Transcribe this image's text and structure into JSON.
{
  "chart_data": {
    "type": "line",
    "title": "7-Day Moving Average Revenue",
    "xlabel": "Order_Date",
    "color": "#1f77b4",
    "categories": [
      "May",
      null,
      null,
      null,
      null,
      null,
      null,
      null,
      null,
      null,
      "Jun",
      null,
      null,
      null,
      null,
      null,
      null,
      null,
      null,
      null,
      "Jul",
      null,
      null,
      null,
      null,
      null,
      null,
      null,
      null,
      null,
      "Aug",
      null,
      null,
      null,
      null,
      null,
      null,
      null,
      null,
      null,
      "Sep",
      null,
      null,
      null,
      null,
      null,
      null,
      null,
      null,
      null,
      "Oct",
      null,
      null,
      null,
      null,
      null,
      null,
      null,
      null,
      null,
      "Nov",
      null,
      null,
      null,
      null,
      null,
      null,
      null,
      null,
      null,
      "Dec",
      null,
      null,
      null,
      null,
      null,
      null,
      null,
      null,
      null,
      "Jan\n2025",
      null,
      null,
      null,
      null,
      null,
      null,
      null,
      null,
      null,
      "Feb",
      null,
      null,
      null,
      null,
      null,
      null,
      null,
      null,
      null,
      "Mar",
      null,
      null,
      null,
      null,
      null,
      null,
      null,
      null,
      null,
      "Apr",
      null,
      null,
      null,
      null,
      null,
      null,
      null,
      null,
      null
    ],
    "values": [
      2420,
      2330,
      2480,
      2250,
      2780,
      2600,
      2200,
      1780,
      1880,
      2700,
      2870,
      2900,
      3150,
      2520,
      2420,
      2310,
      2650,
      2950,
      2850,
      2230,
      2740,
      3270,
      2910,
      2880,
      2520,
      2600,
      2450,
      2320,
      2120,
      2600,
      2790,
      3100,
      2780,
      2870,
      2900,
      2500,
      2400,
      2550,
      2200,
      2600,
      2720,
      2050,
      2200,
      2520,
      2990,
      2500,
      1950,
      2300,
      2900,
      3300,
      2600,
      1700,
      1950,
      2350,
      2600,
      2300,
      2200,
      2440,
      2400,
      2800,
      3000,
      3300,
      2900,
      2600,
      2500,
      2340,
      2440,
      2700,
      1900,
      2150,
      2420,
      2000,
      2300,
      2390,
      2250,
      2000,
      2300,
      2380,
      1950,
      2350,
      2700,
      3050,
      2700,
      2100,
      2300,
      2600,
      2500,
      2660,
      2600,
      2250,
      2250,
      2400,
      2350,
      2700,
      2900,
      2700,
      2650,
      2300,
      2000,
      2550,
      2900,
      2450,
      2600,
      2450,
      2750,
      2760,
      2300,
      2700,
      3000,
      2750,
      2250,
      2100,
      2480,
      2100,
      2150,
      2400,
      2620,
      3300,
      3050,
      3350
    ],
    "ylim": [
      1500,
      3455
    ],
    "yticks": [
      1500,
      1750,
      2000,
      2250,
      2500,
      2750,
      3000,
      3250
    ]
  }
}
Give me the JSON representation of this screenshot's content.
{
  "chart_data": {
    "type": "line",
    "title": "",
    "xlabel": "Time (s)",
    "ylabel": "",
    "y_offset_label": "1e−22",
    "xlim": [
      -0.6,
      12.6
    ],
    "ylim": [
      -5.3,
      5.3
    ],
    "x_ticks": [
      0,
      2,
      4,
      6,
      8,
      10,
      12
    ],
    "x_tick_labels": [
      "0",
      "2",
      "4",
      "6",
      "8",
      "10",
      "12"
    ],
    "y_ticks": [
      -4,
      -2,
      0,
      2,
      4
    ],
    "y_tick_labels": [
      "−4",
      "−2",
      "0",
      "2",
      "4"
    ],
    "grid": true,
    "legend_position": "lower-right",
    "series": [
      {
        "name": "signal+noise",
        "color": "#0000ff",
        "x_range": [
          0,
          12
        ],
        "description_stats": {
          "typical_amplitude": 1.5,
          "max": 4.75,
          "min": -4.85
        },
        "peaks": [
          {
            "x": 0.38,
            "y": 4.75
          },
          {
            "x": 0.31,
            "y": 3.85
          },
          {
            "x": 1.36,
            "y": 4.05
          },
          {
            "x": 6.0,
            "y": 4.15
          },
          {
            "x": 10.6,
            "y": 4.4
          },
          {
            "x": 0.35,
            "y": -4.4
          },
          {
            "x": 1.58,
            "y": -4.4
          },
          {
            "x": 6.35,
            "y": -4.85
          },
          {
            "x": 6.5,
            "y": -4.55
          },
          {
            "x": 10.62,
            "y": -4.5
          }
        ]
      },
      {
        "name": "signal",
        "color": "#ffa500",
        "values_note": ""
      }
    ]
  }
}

**EXERCISE TASK**
Using the listing above, pick out each line that contains the word "color", then copy it.

**EXERCISE ANSWER**
    "color": "#1f77b4",
        "color": "#0000ff",
        "color": "#ffa500",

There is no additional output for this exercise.